== Data extract ==
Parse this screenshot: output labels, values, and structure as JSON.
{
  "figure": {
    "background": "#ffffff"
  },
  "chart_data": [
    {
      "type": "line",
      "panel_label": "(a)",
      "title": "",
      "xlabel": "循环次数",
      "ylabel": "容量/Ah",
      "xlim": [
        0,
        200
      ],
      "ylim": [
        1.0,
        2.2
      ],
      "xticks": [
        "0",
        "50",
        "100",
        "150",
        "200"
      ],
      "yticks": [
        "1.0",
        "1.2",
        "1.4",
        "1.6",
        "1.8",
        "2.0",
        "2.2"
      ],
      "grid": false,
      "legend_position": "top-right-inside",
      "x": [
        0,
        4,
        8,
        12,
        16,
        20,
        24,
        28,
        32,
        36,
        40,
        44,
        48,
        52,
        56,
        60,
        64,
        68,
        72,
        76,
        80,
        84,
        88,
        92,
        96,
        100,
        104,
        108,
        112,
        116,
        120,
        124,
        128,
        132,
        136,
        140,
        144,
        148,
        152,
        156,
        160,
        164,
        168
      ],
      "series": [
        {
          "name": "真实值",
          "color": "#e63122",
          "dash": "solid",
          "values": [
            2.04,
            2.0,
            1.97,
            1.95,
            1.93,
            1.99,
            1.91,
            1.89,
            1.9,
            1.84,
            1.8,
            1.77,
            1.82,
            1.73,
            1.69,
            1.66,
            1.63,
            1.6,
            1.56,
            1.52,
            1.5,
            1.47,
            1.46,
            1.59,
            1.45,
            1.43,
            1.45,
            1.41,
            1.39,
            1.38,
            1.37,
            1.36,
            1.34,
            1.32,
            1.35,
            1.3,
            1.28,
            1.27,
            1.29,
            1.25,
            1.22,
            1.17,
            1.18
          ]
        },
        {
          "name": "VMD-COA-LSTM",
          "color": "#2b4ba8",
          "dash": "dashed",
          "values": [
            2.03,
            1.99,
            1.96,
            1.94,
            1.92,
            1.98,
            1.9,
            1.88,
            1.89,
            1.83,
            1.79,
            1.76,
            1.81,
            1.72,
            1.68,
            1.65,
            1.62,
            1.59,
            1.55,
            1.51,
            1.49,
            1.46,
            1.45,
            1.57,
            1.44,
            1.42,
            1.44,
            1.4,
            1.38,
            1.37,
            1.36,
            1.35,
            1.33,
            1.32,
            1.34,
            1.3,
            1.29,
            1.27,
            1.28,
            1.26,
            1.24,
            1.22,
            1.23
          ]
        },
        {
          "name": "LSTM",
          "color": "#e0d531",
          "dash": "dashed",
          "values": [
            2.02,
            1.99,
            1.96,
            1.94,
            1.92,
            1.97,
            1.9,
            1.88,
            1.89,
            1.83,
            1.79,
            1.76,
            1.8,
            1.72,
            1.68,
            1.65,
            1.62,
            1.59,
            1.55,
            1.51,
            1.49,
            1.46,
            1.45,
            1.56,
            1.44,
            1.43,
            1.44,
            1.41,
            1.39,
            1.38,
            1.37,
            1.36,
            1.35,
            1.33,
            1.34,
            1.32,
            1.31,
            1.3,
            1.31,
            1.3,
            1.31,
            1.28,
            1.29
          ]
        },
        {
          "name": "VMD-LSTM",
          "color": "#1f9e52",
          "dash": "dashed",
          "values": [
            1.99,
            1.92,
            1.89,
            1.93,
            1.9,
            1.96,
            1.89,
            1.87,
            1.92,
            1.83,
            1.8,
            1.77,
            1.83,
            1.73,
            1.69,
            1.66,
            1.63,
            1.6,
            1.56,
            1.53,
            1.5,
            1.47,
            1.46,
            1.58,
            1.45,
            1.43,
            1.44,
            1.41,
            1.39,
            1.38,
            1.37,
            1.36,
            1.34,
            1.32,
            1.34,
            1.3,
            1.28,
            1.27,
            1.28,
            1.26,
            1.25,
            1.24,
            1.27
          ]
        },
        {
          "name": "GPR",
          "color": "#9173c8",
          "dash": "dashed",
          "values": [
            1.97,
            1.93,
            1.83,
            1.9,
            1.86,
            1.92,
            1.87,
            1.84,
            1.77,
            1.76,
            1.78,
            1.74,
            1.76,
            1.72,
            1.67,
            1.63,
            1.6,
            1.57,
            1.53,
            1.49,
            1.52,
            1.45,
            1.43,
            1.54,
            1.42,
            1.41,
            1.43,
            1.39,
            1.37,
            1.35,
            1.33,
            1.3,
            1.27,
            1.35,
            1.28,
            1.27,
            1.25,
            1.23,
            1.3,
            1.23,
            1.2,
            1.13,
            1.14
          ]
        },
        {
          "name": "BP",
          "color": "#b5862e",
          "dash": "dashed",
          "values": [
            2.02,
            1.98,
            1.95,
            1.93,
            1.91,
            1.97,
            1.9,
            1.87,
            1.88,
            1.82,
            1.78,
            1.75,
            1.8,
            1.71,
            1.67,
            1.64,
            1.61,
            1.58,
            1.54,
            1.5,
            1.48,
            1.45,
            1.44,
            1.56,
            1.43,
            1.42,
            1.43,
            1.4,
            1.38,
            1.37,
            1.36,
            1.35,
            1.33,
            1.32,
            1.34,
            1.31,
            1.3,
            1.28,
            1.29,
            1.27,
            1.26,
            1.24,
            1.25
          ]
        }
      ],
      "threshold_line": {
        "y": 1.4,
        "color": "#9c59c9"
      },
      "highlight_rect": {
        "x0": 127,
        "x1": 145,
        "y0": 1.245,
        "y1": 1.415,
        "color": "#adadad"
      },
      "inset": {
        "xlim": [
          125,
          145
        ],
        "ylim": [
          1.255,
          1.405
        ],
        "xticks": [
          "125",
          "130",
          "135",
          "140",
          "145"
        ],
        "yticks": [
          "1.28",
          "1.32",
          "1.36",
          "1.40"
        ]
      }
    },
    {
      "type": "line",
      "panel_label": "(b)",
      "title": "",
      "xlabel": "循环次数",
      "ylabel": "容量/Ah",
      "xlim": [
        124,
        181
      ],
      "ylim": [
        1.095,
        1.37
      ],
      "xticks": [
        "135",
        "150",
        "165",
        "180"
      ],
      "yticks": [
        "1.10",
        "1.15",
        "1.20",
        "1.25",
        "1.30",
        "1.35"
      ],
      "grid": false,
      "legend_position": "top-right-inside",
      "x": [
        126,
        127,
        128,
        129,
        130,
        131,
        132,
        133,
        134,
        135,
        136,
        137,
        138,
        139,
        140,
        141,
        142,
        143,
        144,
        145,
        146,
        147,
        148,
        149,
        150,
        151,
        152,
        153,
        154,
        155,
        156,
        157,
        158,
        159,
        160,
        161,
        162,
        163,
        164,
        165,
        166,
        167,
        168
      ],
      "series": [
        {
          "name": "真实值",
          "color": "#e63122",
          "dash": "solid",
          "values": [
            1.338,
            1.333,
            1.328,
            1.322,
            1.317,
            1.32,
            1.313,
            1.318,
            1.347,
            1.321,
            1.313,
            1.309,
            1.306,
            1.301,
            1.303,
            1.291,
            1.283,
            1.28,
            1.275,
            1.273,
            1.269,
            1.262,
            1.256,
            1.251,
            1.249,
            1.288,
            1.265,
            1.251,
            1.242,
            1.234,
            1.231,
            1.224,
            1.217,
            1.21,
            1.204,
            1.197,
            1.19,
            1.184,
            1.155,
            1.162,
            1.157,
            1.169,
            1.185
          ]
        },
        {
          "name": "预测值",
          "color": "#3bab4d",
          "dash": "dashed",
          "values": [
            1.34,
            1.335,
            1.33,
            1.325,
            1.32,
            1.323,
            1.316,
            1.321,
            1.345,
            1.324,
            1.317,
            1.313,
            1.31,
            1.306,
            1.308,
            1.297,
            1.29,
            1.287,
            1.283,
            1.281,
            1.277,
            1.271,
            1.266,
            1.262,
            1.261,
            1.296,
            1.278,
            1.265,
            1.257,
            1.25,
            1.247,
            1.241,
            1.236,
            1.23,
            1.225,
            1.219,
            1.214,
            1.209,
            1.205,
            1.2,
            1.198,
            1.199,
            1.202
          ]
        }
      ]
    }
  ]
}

== Task to carry out ==
Scan the records above and report how many lines include the word "color", without any other text.

== The answer ==
10